Below are some records. Say how many of their lines include the string "text", giving only the number.
START Information shown
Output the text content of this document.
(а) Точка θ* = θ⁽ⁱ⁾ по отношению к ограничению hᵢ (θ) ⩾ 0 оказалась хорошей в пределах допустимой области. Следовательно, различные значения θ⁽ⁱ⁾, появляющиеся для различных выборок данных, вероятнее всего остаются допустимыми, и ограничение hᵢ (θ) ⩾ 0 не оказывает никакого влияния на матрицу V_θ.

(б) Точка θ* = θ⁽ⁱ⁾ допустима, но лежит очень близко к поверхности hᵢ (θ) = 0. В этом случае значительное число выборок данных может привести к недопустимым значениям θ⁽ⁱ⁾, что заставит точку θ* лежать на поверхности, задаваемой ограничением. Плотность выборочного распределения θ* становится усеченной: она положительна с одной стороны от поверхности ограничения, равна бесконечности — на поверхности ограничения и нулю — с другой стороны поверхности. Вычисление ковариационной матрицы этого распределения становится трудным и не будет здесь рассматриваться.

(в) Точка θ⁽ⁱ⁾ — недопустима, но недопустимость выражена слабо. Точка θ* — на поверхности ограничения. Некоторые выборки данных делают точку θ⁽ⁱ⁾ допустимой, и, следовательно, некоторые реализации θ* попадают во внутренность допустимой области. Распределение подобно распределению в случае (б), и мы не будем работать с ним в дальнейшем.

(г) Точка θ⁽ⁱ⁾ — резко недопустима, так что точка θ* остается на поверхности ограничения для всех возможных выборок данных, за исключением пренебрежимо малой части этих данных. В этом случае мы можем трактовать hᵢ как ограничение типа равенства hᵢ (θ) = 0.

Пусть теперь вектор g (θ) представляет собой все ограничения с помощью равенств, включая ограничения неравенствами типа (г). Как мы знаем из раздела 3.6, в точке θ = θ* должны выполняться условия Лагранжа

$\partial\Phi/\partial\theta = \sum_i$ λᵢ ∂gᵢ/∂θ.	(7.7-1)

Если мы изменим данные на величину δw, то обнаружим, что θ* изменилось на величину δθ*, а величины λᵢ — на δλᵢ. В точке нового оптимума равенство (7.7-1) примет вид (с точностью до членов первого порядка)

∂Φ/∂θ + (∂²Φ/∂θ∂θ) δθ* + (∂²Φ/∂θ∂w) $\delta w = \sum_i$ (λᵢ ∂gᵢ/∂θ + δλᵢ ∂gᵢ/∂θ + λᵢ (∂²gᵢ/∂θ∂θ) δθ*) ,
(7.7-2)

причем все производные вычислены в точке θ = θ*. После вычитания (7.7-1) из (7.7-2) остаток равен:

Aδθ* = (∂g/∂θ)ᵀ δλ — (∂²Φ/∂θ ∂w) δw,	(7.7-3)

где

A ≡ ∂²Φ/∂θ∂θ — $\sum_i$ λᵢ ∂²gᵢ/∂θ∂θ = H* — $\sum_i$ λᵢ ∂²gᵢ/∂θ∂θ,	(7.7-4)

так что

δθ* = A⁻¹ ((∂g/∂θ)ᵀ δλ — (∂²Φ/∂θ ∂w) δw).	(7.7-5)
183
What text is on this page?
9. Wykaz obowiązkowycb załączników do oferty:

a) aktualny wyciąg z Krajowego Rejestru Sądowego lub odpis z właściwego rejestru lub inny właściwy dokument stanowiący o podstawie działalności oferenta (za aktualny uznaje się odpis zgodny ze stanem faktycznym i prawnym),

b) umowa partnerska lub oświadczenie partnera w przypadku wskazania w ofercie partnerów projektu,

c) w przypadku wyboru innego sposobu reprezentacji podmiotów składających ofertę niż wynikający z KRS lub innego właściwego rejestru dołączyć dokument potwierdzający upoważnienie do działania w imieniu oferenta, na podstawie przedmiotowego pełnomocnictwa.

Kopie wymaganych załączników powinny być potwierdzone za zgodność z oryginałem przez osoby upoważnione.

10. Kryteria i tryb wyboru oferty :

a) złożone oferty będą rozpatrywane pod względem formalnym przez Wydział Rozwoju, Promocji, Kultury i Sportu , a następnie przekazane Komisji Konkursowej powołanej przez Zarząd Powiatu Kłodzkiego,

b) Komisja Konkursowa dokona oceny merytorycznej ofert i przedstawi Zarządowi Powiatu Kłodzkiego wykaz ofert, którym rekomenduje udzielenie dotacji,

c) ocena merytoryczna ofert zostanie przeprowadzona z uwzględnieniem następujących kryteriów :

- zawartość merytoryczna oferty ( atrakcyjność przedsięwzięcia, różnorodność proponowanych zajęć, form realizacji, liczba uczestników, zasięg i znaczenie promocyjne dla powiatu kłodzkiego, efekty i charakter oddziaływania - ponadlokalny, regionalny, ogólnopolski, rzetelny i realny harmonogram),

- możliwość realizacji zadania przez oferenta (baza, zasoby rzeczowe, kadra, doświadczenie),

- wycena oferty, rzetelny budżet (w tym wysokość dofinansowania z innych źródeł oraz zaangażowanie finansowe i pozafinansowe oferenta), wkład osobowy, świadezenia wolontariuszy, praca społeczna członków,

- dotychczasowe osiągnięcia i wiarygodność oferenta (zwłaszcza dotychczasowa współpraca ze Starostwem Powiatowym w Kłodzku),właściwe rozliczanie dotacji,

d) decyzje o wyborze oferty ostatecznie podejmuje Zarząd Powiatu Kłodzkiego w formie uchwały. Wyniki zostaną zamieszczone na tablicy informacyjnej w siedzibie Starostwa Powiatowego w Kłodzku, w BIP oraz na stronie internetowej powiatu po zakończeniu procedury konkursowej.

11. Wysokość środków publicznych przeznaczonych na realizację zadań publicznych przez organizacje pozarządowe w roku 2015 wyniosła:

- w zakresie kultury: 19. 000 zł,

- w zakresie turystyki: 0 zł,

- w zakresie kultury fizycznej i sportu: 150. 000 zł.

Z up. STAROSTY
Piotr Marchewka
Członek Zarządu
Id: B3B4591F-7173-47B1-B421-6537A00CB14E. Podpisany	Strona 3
END Information shown
Exercise response: 2